- _THE TASK_: Please transcribe the stretch from the start of the records below through the line that contains "- radio-server-label: Nom", character for character, and stop there.
══ TASK INPUT
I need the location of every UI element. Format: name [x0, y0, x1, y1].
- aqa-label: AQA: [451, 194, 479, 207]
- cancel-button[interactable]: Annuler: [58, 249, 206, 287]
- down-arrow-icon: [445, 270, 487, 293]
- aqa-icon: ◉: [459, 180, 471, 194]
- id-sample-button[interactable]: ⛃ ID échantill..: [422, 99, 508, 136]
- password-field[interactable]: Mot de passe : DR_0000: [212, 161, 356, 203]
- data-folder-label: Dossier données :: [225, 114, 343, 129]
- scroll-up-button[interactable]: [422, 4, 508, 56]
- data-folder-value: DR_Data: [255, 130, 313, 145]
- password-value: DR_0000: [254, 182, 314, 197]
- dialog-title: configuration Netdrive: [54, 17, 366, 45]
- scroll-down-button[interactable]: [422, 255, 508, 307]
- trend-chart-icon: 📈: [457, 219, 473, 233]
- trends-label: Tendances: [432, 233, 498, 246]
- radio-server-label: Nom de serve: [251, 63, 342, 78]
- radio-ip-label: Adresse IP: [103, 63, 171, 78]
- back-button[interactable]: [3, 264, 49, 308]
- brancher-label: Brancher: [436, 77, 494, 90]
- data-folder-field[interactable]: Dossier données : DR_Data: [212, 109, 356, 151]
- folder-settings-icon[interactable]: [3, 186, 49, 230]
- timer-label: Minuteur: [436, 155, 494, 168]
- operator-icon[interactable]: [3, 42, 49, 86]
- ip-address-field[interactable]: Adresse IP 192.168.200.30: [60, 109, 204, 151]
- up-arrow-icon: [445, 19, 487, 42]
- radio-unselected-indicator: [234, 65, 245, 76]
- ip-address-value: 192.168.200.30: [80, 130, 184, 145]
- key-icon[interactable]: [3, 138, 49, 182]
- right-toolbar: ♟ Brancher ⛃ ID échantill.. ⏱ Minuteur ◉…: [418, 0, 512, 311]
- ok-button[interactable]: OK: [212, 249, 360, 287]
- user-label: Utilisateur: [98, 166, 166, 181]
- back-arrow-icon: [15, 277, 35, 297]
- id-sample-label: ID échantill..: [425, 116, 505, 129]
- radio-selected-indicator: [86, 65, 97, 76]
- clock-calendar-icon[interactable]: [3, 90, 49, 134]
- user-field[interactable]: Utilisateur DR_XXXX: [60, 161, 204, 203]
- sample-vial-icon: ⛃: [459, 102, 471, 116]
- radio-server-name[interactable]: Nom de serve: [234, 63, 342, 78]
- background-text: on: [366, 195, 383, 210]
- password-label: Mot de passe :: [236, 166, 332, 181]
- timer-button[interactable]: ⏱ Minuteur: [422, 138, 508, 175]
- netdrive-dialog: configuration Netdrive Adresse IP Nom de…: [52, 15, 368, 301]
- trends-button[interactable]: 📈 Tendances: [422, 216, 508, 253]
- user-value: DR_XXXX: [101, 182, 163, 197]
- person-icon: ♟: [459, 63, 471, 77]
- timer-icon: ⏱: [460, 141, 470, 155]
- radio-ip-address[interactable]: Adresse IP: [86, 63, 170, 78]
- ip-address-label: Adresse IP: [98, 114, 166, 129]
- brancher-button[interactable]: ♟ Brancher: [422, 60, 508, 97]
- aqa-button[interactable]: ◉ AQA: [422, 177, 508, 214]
════
- _THE ANSWER_:
I need the location of every UI element. Format: name [x0, y0, x1, y1].
- aqa-label: AQA: [451, 194, 479, 207]
- cancel-button[interactable]: Annuler: [58, 249, 206, 287]
- down-arrow-icon: [445, 270, 487, 293]
- aqa-icon: ◉: [459, 180, 471, 194]
- id-sample-button[interactable]: ⛃ ID échantill..: [422, 99, 508, 136]
- password-field[interactable]: Mot de passe : DR_0000: [212, 161, 356, 203]
- data-folder-label: Dossier données :: [225, 114, 343, 129]
- scroll-up-button[interactable]: [422, 4, 508, 56]
- data-folder-value: DR_Data: [255, 130, 313, 145]
- password-value: DR_0000: [254, 182, 314, 197]
- dialog-title: configuration Netdrive: [54, 17, 366, 45]
- scroll-down-button[interactable]: [422, 255, 508, 307]
- trend-chart-icon: 📈: [457, 219, 473, 233]
- trends-label: Tendances: [432, 233, 498, 246]
- radio-server-label: Nom de serve: [251, 63, 342, 78]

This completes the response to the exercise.